Give the number of lines that contain the string "Assets", please, and nothing else.

Dataset rows

════════════════════

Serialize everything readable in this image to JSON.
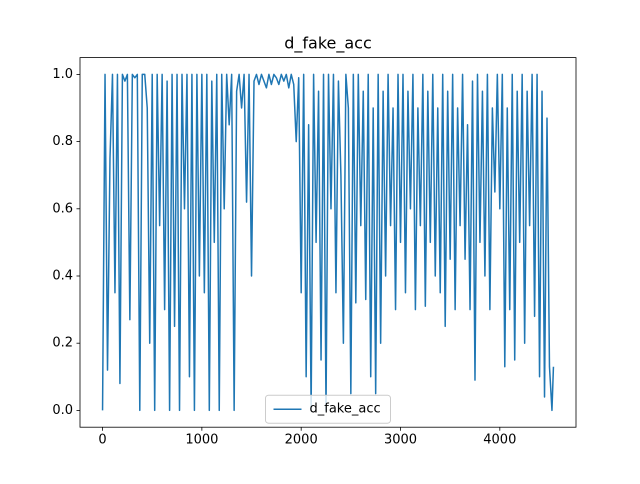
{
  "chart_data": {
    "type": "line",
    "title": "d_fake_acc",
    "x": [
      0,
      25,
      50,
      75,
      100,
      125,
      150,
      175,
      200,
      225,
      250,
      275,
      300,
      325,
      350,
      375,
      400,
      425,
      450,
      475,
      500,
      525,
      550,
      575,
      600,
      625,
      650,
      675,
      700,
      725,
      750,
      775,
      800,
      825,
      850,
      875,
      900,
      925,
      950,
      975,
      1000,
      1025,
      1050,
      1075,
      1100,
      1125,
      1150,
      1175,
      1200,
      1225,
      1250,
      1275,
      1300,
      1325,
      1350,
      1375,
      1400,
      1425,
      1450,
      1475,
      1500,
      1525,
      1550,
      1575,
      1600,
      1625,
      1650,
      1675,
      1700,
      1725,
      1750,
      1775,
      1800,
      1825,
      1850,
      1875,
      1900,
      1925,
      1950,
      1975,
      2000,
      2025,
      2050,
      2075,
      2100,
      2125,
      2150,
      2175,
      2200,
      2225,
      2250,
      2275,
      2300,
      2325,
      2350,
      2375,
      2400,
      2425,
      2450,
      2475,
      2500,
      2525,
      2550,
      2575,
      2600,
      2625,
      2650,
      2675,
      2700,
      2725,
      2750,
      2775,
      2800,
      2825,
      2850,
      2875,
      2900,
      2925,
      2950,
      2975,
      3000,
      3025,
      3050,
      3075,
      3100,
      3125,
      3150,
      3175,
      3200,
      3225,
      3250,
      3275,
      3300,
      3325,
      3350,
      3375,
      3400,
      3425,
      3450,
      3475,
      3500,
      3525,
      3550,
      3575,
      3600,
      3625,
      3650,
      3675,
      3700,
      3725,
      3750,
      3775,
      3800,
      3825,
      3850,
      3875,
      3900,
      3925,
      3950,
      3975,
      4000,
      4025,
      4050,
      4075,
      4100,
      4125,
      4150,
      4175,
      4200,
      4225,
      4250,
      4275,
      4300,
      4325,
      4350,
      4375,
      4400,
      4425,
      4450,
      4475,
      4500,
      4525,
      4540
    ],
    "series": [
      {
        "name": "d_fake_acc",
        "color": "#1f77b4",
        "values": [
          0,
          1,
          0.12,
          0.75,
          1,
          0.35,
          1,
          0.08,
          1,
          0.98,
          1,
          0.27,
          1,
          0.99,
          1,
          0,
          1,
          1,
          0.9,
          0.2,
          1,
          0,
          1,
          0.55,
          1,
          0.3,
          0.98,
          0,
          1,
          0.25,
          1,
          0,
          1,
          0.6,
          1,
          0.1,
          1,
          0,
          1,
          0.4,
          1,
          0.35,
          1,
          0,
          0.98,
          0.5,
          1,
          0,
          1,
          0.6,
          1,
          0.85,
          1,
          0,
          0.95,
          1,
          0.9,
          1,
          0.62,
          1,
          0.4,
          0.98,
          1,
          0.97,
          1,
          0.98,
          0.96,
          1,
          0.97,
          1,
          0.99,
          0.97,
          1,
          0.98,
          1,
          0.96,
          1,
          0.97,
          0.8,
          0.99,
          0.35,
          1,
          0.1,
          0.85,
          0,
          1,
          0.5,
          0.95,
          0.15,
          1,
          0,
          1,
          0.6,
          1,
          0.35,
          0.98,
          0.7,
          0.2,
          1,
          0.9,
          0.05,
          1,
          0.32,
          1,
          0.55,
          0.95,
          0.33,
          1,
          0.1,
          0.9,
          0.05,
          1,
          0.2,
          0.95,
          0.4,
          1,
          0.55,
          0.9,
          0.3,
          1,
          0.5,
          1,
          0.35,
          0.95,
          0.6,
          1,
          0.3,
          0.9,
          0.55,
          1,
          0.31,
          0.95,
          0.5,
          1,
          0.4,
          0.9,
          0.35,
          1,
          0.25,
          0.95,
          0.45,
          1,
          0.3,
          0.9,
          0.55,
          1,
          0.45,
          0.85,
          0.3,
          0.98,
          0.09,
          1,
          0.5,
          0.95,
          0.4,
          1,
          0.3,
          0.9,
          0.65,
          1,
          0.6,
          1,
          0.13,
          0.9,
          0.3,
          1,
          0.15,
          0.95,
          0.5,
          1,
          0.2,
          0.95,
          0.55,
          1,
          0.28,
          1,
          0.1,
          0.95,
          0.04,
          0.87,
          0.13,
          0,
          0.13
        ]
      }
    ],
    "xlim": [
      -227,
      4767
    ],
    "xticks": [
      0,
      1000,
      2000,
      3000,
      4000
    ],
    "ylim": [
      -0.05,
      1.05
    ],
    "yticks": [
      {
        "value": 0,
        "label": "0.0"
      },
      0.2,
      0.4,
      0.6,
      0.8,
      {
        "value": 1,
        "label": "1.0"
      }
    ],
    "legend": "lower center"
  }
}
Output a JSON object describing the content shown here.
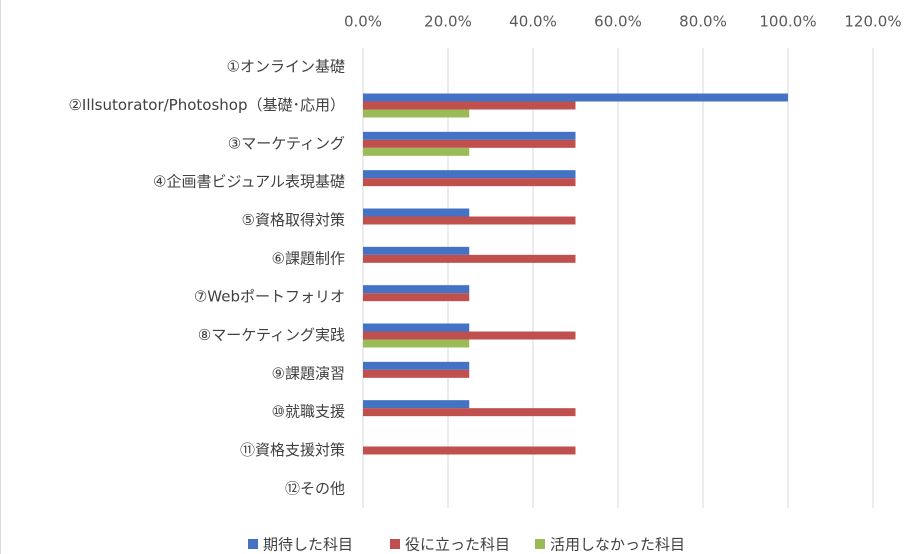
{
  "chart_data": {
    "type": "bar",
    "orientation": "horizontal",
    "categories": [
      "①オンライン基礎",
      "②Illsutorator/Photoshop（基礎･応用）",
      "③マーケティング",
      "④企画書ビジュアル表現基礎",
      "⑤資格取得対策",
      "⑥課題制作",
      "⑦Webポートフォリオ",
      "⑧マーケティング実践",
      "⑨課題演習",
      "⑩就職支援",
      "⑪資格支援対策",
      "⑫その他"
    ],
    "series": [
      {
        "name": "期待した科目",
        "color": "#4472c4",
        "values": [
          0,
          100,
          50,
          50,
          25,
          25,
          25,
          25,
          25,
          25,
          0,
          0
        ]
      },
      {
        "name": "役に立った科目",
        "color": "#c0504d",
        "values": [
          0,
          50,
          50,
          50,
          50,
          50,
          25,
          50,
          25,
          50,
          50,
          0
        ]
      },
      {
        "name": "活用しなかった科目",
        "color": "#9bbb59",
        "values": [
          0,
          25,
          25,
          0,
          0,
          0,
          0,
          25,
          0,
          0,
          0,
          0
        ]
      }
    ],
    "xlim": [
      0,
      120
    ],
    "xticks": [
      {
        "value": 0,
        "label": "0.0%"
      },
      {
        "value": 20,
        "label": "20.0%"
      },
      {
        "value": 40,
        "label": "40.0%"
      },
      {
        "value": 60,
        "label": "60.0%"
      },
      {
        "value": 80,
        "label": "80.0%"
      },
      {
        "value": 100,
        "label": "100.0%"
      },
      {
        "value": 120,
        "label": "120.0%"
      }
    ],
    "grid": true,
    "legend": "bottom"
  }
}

════════════════════

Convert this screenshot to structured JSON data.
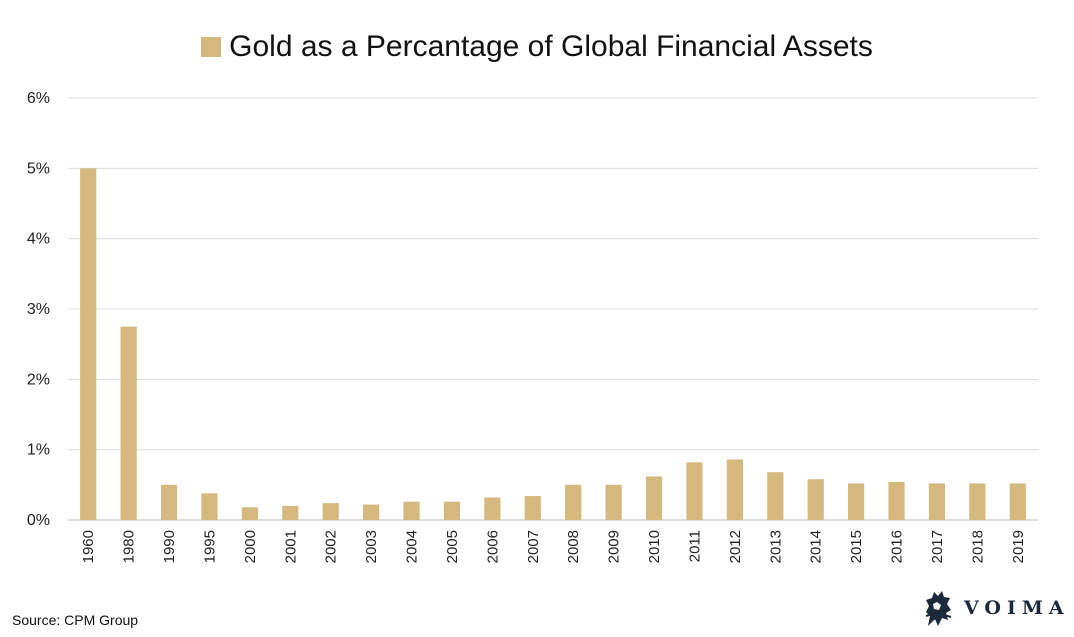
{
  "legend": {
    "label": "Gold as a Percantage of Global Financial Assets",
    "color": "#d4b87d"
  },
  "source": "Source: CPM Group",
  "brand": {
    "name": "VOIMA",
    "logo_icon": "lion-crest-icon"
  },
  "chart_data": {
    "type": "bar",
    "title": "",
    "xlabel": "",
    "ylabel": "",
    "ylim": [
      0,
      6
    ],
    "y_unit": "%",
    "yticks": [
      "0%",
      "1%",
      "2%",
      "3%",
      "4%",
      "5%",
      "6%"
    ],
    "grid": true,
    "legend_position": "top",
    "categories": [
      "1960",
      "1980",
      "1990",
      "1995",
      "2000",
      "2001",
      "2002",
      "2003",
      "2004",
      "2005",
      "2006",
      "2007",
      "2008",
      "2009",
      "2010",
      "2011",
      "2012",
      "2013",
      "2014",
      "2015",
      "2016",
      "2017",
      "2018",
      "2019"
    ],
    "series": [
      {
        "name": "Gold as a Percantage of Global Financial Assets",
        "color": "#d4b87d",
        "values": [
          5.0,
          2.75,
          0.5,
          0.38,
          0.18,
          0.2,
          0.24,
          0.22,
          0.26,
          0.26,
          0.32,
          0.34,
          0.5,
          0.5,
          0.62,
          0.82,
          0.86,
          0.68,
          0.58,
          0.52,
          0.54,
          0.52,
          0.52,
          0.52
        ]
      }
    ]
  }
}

════════════════════

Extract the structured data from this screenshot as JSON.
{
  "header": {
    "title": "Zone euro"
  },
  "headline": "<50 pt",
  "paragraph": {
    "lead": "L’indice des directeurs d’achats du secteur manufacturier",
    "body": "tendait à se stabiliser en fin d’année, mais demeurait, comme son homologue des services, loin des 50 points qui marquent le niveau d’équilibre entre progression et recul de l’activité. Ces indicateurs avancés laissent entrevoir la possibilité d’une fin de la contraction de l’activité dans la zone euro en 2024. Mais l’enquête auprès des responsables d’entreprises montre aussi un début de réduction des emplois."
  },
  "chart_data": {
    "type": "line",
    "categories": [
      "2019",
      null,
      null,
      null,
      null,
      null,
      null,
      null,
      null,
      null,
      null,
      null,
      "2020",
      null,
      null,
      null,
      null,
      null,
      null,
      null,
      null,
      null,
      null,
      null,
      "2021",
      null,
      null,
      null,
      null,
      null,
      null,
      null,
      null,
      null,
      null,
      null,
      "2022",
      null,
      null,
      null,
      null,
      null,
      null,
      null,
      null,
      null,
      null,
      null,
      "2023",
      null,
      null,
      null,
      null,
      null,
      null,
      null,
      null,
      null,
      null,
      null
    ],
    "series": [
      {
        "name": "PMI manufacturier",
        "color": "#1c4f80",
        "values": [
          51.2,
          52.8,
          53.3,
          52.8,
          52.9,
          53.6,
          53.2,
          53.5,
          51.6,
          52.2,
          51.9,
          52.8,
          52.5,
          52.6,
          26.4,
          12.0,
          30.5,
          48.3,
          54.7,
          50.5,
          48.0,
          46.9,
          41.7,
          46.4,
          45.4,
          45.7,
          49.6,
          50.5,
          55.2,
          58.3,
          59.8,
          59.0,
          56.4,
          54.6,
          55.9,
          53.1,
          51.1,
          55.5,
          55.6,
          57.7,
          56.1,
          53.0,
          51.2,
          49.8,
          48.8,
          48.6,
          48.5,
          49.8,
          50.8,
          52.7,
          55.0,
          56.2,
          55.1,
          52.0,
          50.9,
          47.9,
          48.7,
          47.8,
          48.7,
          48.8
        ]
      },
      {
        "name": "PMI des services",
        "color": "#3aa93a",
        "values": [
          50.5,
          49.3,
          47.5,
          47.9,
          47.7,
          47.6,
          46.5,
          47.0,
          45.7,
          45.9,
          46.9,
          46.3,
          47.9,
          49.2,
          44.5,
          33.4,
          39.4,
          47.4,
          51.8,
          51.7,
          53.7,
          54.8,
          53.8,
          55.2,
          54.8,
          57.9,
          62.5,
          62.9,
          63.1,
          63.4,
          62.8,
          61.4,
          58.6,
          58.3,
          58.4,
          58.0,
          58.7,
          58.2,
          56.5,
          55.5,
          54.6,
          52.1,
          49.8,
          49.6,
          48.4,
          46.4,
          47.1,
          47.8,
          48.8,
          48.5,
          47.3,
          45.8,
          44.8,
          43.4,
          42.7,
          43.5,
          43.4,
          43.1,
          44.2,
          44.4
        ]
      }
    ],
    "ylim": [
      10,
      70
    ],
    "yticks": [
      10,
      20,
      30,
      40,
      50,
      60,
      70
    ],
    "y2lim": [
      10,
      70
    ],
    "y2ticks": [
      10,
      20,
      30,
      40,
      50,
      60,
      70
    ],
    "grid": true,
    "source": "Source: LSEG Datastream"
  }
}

════════════════════

Problem solution: 2